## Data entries
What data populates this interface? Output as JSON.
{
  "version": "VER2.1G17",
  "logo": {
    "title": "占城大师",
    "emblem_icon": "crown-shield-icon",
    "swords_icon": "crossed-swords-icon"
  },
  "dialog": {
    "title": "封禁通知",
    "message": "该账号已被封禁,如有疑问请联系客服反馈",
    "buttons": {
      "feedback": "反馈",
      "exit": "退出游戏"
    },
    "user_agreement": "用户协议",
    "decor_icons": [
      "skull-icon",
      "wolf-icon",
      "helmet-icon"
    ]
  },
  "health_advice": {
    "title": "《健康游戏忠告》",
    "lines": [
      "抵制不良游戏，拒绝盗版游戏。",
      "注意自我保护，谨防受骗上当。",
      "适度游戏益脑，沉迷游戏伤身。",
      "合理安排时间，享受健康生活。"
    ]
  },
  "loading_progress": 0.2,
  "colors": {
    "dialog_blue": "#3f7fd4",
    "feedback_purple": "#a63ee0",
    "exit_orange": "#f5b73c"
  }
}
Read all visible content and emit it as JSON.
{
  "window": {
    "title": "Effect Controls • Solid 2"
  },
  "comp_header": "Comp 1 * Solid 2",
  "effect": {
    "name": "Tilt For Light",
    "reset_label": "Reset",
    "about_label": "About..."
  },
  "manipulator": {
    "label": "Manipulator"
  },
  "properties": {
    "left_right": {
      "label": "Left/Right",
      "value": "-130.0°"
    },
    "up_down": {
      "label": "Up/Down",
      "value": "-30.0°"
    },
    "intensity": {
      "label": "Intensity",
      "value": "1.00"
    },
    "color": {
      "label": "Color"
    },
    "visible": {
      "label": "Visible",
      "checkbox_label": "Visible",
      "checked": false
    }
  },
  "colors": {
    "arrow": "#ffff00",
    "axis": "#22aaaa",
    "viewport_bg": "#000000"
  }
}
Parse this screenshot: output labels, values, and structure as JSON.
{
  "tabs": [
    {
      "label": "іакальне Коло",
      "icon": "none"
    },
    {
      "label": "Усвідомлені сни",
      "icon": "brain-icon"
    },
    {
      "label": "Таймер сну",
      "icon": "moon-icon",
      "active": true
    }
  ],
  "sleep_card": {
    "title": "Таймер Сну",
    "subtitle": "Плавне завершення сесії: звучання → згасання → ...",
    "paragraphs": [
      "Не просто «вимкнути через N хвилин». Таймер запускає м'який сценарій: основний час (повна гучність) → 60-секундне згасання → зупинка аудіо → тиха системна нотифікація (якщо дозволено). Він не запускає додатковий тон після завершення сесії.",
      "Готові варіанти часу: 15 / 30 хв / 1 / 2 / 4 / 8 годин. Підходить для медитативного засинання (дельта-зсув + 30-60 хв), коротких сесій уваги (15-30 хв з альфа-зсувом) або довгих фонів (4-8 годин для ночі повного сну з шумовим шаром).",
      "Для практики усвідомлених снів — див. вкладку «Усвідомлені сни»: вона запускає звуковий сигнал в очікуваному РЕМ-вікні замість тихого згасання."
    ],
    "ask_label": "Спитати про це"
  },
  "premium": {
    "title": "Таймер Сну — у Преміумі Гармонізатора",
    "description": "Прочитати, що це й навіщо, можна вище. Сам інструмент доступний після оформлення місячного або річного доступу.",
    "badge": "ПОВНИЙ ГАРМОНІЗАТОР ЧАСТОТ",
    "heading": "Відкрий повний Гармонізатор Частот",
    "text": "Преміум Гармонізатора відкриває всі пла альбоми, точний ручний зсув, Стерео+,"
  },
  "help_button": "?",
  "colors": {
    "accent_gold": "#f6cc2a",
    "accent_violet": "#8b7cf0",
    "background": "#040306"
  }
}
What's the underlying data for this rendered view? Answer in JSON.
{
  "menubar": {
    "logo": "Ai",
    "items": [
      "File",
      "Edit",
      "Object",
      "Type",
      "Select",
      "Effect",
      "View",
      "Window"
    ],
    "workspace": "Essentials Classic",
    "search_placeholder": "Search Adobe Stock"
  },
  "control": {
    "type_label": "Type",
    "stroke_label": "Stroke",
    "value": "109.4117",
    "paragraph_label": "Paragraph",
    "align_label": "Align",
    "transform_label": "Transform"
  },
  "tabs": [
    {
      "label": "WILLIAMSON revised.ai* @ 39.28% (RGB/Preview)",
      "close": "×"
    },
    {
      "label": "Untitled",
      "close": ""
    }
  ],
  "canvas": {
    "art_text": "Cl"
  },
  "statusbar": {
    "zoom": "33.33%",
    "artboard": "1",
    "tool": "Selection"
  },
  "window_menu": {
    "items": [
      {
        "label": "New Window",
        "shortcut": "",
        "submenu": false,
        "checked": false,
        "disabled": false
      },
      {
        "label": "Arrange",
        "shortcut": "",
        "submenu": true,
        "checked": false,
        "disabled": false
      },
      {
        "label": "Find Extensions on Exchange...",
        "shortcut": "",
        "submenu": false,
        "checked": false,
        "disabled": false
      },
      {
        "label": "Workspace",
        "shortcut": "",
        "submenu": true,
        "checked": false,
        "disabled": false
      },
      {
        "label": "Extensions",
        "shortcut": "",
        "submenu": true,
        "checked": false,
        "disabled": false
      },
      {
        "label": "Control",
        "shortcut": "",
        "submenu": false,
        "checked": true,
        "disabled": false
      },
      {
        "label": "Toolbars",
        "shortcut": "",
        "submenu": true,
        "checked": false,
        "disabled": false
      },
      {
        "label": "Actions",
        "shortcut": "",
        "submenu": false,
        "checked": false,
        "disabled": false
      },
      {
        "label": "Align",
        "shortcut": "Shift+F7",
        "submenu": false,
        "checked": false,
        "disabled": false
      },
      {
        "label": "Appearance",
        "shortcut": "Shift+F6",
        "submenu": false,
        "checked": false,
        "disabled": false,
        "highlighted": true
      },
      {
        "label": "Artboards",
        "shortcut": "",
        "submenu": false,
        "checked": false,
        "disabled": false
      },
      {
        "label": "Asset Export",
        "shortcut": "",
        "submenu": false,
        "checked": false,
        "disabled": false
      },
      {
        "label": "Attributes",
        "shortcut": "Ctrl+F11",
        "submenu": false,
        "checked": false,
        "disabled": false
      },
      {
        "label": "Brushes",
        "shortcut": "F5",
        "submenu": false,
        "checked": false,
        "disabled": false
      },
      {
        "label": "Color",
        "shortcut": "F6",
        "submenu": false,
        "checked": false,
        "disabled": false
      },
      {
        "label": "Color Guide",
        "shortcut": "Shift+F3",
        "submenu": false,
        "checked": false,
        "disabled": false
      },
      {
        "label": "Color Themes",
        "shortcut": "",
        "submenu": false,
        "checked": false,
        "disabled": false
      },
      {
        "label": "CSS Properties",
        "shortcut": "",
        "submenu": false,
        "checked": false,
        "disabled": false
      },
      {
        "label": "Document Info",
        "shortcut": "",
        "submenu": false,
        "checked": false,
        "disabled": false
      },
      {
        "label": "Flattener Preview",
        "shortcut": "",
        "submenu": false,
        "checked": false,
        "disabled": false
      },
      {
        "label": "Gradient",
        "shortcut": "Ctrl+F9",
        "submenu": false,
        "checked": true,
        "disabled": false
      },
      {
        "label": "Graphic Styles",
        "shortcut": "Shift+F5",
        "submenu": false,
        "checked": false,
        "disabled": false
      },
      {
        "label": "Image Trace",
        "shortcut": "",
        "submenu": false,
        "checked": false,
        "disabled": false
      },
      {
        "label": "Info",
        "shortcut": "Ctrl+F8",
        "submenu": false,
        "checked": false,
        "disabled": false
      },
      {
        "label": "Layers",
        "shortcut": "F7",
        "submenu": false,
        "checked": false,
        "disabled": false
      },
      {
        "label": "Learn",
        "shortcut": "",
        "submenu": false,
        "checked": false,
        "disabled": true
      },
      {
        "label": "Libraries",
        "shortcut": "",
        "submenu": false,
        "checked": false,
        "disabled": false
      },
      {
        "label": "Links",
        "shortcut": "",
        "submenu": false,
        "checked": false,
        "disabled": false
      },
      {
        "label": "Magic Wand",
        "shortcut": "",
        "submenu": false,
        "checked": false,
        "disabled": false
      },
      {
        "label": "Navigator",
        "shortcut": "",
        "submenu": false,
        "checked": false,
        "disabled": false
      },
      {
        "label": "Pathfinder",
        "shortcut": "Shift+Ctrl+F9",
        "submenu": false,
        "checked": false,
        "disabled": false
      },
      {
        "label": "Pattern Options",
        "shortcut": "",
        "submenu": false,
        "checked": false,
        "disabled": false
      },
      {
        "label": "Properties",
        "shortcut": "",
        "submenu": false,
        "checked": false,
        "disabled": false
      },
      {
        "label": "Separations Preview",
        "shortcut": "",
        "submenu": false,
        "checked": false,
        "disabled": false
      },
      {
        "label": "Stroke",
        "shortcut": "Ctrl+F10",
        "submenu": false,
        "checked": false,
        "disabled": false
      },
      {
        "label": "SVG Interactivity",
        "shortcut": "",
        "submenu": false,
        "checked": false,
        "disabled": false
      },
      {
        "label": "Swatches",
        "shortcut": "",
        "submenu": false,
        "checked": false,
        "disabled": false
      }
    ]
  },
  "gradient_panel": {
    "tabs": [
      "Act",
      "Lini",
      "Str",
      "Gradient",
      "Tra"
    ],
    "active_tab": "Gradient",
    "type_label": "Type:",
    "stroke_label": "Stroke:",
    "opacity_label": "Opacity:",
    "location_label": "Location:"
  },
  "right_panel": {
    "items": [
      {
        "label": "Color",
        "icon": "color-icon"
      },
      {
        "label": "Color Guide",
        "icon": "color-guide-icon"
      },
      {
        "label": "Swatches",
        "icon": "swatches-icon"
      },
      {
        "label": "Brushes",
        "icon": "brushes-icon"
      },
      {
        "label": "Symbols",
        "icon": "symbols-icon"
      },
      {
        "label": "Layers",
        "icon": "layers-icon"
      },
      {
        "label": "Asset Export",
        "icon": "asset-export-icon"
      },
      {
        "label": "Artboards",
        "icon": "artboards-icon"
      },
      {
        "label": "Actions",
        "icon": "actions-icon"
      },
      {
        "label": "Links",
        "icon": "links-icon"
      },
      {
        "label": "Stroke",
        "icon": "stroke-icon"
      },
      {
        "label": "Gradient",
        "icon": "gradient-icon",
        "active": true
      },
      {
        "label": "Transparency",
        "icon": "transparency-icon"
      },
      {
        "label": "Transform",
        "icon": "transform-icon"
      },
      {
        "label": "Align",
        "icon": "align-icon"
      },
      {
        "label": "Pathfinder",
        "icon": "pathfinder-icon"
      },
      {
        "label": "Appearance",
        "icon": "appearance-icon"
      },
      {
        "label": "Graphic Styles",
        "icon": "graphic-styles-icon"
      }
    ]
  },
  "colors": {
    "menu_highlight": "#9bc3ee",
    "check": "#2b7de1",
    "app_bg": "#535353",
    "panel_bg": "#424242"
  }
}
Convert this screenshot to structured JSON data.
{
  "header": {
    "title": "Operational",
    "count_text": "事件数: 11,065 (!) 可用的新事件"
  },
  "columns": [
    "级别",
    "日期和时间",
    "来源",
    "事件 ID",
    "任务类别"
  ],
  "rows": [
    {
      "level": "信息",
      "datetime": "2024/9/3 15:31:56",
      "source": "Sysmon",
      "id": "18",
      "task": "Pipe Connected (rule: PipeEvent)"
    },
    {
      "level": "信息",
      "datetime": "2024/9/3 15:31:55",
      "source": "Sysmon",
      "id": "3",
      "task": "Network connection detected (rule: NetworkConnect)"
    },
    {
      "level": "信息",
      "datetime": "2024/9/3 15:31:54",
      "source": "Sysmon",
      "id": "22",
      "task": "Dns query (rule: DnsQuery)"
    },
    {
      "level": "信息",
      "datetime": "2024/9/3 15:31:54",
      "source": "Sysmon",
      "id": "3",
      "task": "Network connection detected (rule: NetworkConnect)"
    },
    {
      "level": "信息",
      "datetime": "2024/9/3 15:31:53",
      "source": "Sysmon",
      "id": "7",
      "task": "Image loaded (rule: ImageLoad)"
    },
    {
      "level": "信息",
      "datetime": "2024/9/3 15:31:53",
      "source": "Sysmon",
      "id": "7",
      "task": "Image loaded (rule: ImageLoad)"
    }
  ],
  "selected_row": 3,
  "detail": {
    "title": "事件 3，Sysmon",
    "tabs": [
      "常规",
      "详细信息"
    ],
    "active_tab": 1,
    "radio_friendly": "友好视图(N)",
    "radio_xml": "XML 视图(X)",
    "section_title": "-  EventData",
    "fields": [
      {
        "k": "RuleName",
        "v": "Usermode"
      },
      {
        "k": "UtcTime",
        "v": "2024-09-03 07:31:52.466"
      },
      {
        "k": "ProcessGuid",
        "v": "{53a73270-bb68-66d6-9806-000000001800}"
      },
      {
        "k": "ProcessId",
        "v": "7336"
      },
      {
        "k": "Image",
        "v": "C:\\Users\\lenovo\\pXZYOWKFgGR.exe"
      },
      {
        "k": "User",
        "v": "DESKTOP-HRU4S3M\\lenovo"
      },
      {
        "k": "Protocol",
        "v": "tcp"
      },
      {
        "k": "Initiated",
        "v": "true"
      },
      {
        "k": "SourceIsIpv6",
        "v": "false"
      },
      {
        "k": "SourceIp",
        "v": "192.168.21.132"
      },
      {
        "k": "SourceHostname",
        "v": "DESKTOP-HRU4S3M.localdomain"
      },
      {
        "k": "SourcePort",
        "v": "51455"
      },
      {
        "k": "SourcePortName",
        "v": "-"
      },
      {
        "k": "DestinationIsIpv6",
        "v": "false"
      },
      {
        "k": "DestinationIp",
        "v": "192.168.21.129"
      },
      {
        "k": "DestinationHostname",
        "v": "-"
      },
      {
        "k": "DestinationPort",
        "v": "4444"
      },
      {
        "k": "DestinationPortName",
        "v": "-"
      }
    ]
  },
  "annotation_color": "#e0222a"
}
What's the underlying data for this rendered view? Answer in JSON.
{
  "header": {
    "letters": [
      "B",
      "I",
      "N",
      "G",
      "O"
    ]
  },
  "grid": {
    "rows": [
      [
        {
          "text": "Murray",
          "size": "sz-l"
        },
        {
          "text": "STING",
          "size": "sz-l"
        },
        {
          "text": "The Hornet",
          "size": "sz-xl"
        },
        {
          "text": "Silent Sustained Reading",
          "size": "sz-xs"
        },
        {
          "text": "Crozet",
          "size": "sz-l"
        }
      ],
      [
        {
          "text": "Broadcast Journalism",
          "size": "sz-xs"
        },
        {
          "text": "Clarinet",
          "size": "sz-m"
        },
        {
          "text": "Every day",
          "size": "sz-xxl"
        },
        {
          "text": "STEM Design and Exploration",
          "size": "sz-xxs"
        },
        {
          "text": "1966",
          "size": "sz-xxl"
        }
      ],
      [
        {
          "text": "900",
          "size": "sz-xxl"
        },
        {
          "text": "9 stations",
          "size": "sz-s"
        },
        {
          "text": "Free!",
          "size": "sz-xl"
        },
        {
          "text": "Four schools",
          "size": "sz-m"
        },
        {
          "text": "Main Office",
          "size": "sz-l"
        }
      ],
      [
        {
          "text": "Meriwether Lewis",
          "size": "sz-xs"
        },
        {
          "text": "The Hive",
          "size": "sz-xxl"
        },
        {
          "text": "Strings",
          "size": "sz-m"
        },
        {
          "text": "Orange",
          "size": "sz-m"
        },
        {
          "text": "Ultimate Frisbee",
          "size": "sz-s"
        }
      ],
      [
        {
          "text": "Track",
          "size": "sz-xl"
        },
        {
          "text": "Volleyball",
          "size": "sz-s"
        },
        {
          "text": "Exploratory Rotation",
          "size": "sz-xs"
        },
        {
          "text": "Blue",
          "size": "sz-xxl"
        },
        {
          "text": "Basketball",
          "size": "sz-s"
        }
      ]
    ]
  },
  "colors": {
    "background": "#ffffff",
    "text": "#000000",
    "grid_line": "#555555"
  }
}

## Stated problem
Pick out the lines above that hold the string "this" and show them.

## Task response
What data populates this interface? Output as JSON.
Parse this screenshot: output labels, values, and structure as JSON.
What's the underlying data for this rendered view? Answer in JSON.
Convert this screenshot to structured JSON data.
What's the underlying data for this rendered view? Answer in JSON.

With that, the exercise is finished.